REQUIREMENT: Rewrite the footballer's biography, starting with "Club career" and going on through "summer of 2009.", and put "Austria" wherever "Germany" appears.

EXCERPT:
%%
Muhamed Subašić (born 19 March 1988) is a Bosnian-Herzegovinian footballer who currently plays for Union Ostermiething in the Landesliga West as a left back.

Club career 
Subašić and his family moved to Germany during the Bosnian War. His only club in Germany was lower league side Rielasingen-Arlen. He returned to Bosnia where he played for Omladinac and NK Podgrmeč in lower leagues, before making his debut in the top division in 2008 for FK Laktaši. After an impressive season with Laktaši, he signed for big spenders Olimpic Sarajevo in the summer of 2009.

On 30 August 2011, Subašić was loaned to Dynamo Dresden until 30 June 2012. He was to be loaned out to Dynamo Dresden again, this time until the summer of 2014-15, however it was cancelled and Subasic returned to Bosnia temporarily to be loaned out to Belgian team OH Leuven.

International career 
After being a part of the Bosnian U-21 side in the qualifications for the 2011 UEFA European Under-21 Football Championship, he received his first call-up for the senior team in September 2010 for a qualifying match against Albania.
%%
RECORDS SUPPLIED:
%%
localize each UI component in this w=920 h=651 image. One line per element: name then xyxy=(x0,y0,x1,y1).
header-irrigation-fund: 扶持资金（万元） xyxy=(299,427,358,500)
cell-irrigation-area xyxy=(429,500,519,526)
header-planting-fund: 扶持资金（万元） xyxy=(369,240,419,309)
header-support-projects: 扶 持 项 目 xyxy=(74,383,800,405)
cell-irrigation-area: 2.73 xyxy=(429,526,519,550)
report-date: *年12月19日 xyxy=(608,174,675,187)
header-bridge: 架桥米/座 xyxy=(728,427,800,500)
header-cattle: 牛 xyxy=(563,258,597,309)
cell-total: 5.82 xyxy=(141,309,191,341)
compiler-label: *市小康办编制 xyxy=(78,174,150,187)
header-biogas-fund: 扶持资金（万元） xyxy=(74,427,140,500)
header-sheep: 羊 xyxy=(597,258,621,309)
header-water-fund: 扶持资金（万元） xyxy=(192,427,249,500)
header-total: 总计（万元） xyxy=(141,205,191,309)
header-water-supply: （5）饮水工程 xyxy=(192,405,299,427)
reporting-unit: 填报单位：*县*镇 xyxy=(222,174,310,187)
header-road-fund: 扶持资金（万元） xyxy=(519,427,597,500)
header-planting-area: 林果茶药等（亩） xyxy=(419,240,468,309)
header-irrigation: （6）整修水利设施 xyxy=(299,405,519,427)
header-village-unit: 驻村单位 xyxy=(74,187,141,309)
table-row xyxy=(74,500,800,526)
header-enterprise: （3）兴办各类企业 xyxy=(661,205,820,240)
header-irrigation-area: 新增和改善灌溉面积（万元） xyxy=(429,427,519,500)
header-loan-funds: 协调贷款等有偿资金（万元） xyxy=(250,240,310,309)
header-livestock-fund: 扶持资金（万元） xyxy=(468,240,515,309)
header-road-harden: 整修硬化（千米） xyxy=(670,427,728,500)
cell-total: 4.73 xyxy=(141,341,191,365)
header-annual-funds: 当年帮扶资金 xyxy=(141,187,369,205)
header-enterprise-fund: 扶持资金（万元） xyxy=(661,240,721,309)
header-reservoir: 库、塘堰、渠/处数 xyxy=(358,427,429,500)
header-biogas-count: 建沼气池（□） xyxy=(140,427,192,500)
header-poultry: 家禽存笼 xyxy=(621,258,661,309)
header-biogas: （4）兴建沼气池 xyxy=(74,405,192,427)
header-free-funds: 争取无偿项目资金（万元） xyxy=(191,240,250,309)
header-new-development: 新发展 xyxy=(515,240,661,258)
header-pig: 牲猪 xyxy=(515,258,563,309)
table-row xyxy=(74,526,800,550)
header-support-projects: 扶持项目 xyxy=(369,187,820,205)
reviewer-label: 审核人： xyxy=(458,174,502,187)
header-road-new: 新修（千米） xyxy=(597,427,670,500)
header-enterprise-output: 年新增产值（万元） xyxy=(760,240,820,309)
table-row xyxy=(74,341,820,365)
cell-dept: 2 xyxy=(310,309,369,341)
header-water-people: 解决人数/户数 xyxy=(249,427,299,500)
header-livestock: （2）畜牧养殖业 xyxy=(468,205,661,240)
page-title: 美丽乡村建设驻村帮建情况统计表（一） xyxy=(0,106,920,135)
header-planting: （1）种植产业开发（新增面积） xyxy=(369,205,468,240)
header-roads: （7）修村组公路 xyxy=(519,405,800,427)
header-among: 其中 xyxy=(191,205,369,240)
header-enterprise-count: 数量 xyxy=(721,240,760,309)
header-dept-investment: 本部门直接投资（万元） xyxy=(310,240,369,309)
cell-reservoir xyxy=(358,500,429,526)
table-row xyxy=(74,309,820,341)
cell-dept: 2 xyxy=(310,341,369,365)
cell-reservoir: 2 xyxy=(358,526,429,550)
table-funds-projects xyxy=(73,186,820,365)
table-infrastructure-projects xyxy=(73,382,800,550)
%%
THE SOLUTION:
Club career 
Subašić and his family moved to Austria during the Bosnian War. His only club in Austria was lower league side Rielasingen-Arlen. He returned to Bosnia where he played for Omladinac and NK Podgrmeč in lower leagues, before making his debut in the top division in 2008 for FK Laktaši. After an impressive season with Laktaši, he signed for big spenders Olimpic Sarajevo in the summer of 2009.